Short exercise: Transcribe the listing below word for word.

Material supplied:
□ □ □
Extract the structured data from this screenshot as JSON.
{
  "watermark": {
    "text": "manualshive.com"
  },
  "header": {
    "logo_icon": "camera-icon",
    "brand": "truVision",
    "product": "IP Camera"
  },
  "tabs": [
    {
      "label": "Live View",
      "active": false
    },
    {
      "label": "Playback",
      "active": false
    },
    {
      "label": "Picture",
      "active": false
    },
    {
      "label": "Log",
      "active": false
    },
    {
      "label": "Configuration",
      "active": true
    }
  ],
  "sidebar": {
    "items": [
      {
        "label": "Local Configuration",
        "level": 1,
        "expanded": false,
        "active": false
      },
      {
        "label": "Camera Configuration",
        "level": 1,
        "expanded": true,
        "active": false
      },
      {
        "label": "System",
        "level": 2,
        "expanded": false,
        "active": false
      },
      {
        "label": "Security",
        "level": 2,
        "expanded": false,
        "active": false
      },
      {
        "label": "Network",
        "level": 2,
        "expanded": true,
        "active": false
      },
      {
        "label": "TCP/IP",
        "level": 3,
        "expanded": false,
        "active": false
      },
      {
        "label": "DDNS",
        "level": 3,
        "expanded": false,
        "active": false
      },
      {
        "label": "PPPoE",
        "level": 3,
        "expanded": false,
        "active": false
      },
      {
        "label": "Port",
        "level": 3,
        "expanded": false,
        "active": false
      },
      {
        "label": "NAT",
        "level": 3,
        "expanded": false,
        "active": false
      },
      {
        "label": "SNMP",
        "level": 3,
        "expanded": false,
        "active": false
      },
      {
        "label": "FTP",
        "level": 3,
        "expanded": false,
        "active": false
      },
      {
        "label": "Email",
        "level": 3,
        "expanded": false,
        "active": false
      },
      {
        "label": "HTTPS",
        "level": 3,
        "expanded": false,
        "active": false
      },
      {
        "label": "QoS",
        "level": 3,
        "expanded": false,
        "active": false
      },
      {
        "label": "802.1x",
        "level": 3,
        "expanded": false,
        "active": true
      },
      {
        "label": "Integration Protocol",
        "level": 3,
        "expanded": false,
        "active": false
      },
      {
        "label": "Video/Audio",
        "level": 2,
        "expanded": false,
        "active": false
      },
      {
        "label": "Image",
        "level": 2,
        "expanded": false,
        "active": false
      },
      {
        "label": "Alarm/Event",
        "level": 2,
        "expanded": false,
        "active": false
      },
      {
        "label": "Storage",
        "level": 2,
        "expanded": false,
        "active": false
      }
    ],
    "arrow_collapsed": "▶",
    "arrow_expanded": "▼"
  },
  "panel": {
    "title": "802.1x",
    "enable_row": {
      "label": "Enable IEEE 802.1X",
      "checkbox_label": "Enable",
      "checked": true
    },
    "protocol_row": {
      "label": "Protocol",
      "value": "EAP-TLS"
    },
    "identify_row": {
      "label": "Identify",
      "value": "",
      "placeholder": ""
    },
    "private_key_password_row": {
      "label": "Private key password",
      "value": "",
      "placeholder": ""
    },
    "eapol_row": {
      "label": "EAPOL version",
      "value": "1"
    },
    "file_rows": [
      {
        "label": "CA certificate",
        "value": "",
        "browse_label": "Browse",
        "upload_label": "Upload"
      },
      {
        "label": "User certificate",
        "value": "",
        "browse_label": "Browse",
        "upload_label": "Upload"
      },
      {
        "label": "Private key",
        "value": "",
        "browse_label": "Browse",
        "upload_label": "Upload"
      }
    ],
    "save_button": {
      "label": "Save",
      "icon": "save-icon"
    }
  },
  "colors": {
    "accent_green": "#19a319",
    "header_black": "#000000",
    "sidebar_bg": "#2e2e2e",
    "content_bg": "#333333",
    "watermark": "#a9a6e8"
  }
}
□ □ □
Exercise answer:
Extract the structured data from this screenshot as JSON.
{
  "watermark": {
    "text": "manualshive.com"
  },
  "header": {
    "logo_icon": "camera-icon",
    "brand": "truVision",
    "product": "IP Camera"
  },
  "tabs": [
    {
      "label": "Live View",
      "active": false
    },
    {
      "label": "Playback",
      "active": false
    },
    {
      "label": "Picture",
      "active": false
    },
    {
      "label": "Log",
      "active": false
    },
    {
      "label": "Configuration",
      "active": true
    }
  ],
  "sidebar": {
    "items": [
      {
        "label": "Local Configuration",
        "level": 1,
        "expanded": false,
        "active": false
      },
      {
        "label": "Camera Configuration",
        "level": 1,
        "expanded": true,
        "active": false
      },
      {
        "label": "System",
        "level": 2,
        "expanded": false,
        "active": false
      },
      {
        "label": "Security",
        "level": 2,
        "expanded": false,
        "active": false
      },
      {
        "label": "Network",
        "level": 2,
        "expanded": true,
        "active": false
      },
      {
        "label": "TCP/IP",
        "level": 3,
        "expanded": false,
        "active": false
      },
      {
        "label": "DDNS",
        "level": 3,
        "expanded": false,
        "active": false
      },
      {
        "label": "PPPoE",
        "level": 3,
        "expanded": false,
        "active": false
      },
      {
        "label": "Port",
        "level": 3,
        "expanded": false,
        "active": false
      },
      {
        "label": "NAT",
        "level": 3,
        "expanded": false,
        "active": false
      },
      {
        "label": "SNMP",
        "level": 3,
        "expanded": false,
        "active": false
      },
      {
        "label": "FTP",
        "level": 3,
        "expanded": false,
        "active": false
      },
      {
        "label": "Email",
        "level": 3,
        "expanded": false,
        "active": false
      },
      {
        "label": "HTTPS",
        "level": 3,
        "expanded": false,
        "active": false
      },
      {
        "label": "QoS",
        "level": 3,
        "expanded": false,
        "active": false
      },
      {
        "label": "802.1x",
        "level": 3,
        "expanded": false,
        "active": true
      },
      {
        "label": "Integration Protocol",
        "level": 3,
        "expanded": false,
        "active": false
      },
      {
        "label": "Video/Audio",
        "level": 2,
        "expanded": false,
        "active": false
      },
      {
        "label": "Image",
        "level": 2,
        "expanded": false,
        "active": false
      },
      {
        "label": "Alarm/Event",
        "level": 2,
        "expanded": false,
        "active": false
      },
      {
        "label": "Storage",
        "level": 2,
        "expanded": false,
        "active": false
      }
    ],
    "arrow_collapsed": "▶",
    "arrow_expanded": "▼"
  },
  "panel": {
    "title": "802.1x",
    "enable_row": {
      "label": "Enable IEEE 802.1X",
      "checkbox_label": "Enable",
      "checked": true
    },
    "protocol_row": {
      "label": "Protocol",
      "value": "EAP-TLS"
    },
    "identify_row": {
      "label": "Identify",
      "value": "",
      "placeholder": ""
    },
    "private_key_password_row": {
      "label": "Private key password",
      "value": "",
      "placeholder": ""
    },
    "eapol_row": {
      "label": "EAPOL version",
      "value": "1"
    },
    "file_rows": [
      {
        "label": "CA certificate",
        "value": "",
        "browse_label": "Browse",
        "upload_label": "Upload"
      },
      {
        "label": "User certificate",
        "value": "",
        "browse_label": "Browse",
        "upload_label": "Upload"
      },
      {
        "label": "Private key",
        "value": "",
        "browse_label": "Browse",
        "upload_label": "Upload"
      }
    ],
    "save_button": {
      "label": "Save",
      "icon": "save-icon"
    }
  },
  "colors": {
    "accent_green": "#19a319",
    "header_black": "#000000",
    "sidebar_bg": "#2e2e2e",
    "content_bg": "#333333",
    "watermark": "#a9a6e8"
  }
}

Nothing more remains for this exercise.